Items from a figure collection
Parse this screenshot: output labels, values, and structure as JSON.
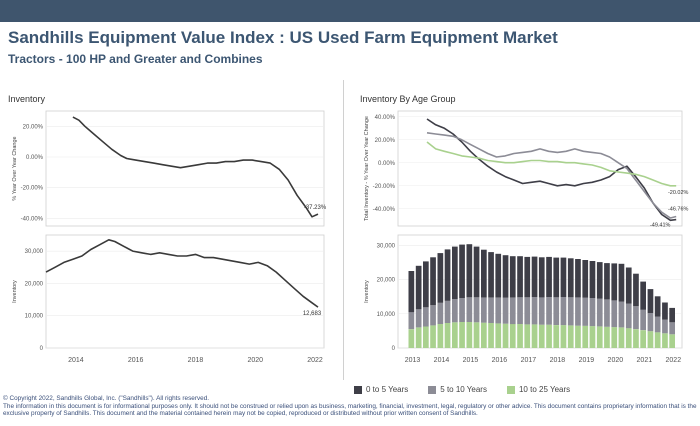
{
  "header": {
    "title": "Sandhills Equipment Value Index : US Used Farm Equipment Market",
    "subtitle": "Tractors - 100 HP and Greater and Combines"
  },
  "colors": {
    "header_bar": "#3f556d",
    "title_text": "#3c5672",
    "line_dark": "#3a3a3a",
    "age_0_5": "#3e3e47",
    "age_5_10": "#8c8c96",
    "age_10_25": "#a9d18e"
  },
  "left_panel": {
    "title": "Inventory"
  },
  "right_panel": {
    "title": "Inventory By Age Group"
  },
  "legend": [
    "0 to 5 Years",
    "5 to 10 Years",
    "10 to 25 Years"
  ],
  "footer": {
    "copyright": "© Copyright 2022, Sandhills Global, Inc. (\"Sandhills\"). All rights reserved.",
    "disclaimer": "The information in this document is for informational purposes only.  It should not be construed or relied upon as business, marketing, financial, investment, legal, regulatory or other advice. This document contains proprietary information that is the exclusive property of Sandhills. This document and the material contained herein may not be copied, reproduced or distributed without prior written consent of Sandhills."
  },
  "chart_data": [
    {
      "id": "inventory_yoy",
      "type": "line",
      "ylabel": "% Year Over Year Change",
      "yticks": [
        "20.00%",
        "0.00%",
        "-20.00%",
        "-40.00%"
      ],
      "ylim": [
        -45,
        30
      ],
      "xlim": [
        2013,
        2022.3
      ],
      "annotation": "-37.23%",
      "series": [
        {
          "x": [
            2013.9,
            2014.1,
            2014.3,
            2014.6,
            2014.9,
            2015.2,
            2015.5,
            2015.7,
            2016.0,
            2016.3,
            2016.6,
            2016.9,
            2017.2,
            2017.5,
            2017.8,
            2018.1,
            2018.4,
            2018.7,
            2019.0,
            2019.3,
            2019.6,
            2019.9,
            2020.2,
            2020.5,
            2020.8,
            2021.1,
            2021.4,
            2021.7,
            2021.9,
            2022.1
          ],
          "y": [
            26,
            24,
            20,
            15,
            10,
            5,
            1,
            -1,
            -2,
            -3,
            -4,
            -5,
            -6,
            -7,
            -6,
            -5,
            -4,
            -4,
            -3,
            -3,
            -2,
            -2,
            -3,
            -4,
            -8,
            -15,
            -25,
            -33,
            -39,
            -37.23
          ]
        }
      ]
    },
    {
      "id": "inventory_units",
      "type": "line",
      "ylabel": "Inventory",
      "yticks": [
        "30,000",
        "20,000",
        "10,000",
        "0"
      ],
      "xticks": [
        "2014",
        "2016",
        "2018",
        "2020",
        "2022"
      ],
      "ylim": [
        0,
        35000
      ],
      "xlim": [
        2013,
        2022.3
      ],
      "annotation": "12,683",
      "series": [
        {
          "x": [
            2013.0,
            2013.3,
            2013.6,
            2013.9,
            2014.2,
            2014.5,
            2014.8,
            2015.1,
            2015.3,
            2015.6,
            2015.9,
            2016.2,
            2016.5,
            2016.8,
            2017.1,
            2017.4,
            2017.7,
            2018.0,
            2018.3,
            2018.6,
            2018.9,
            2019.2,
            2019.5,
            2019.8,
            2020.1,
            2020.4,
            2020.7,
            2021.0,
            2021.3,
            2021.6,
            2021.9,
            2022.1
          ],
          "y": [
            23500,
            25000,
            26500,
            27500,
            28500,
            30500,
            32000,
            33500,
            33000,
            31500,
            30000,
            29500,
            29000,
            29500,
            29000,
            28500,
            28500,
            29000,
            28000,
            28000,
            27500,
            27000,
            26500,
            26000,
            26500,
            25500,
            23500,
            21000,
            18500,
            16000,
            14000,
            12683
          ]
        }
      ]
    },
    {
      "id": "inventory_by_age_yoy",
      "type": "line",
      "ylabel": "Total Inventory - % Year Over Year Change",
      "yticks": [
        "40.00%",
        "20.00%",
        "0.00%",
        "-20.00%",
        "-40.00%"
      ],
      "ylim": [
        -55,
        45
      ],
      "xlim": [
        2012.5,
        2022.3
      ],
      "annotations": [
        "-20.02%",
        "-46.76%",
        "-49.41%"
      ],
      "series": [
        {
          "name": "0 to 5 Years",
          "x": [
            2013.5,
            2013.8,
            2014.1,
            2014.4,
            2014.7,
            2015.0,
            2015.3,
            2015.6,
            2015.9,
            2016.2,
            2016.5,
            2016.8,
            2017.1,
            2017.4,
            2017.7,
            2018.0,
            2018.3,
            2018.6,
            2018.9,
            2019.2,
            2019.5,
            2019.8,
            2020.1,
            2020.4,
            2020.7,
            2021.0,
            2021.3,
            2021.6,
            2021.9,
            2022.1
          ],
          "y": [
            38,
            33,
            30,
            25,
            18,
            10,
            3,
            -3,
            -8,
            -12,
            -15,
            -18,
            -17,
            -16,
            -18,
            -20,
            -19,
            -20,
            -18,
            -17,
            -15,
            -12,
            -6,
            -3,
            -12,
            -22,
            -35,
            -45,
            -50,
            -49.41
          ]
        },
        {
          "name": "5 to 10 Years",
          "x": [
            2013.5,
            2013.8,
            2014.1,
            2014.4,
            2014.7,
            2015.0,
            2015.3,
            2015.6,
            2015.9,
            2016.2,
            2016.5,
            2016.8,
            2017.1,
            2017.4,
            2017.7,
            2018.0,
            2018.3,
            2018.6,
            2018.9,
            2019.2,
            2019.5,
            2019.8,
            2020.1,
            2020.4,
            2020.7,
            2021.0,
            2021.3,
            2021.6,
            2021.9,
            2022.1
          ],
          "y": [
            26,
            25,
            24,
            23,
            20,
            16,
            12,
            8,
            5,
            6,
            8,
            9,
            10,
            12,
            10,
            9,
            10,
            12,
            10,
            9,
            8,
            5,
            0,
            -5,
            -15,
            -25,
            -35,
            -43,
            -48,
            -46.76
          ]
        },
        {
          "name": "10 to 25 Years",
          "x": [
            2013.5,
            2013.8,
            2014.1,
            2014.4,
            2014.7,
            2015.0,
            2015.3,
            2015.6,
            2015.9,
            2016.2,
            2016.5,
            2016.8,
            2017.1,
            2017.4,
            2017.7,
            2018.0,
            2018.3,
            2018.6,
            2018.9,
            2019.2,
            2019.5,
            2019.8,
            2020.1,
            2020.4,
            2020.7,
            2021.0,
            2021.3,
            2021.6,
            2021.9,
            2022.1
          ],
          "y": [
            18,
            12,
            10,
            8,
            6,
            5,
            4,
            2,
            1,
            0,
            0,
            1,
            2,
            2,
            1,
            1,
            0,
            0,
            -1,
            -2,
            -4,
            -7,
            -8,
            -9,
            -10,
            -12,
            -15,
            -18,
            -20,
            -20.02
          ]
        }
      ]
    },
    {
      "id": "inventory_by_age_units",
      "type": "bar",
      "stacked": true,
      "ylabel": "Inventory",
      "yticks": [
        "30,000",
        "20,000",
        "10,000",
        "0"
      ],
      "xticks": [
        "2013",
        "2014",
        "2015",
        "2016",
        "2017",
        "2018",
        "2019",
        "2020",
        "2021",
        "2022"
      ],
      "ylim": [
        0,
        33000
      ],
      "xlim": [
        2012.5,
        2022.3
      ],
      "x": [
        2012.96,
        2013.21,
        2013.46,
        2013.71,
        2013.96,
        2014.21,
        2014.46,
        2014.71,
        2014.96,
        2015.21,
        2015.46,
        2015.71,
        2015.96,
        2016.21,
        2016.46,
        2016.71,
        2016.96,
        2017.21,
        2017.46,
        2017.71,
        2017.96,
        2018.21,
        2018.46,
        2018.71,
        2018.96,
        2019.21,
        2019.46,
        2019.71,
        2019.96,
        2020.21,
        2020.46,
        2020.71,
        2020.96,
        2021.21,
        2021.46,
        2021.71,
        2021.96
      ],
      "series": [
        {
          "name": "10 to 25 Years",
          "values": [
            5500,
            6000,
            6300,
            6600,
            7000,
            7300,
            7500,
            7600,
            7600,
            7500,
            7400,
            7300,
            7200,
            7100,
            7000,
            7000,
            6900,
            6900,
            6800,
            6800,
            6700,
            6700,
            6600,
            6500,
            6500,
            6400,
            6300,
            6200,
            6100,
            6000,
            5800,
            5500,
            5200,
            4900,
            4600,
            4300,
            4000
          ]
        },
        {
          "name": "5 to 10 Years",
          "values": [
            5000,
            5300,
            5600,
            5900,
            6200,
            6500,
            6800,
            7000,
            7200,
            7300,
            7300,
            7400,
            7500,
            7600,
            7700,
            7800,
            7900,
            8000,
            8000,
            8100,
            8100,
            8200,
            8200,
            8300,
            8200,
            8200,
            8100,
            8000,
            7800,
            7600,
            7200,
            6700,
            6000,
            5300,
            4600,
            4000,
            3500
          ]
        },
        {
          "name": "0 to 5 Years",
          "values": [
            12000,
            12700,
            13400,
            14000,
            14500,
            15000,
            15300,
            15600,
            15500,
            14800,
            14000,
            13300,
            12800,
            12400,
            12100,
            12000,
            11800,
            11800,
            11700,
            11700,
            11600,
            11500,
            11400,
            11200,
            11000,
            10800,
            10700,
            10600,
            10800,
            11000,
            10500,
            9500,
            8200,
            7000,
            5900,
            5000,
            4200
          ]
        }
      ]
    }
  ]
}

...

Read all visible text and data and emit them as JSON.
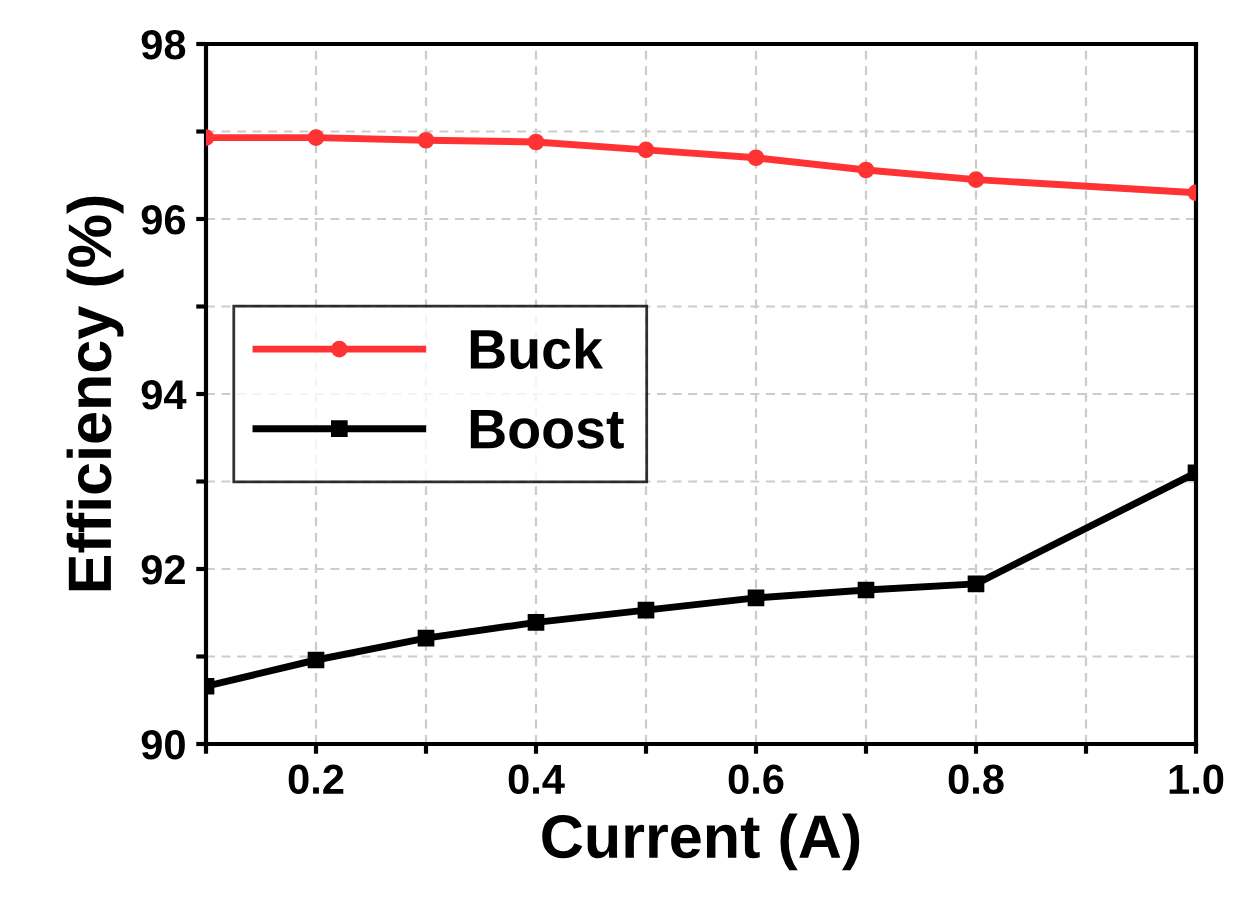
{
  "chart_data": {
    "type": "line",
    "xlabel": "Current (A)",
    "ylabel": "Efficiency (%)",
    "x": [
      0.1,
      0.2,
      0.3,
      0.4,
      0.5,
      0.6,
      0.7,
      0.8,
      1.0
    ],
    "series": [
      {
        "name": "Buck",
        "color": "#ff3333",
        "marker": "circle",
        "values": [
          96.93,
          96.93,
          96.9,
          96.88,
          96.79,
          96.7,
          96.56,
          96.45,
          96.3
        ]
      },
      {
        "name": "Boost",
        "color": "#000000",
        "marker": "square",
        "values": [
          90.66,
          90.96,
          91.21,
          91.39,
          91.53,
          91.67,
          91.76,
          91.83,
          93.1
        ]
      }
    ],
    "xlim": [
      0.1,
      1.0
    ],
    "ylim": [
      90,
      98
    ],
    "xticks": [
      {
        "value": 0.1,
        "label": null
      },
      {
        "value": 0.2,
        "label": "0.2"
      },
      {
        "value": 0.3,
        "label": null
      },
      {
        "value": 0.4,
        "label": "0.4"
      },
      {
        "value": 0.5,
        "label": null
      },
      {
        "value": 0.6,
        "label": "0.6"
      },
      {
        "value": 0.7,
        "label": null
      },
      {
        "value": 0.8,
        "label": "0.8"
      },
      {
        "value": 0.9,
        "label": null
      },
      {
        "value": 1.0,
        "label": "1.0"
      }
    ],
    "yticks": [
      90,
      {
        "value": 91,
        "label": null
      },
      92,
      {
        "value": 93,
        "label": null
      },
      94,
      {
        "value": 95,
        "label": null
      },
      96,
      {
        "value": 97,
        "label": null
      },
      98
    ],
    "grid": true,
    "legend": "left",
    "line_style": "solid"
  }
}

**TASK BRIEF**
Only the number is wanted: how many lines in the data include the word "JSON"?

**TASK RESULT**
2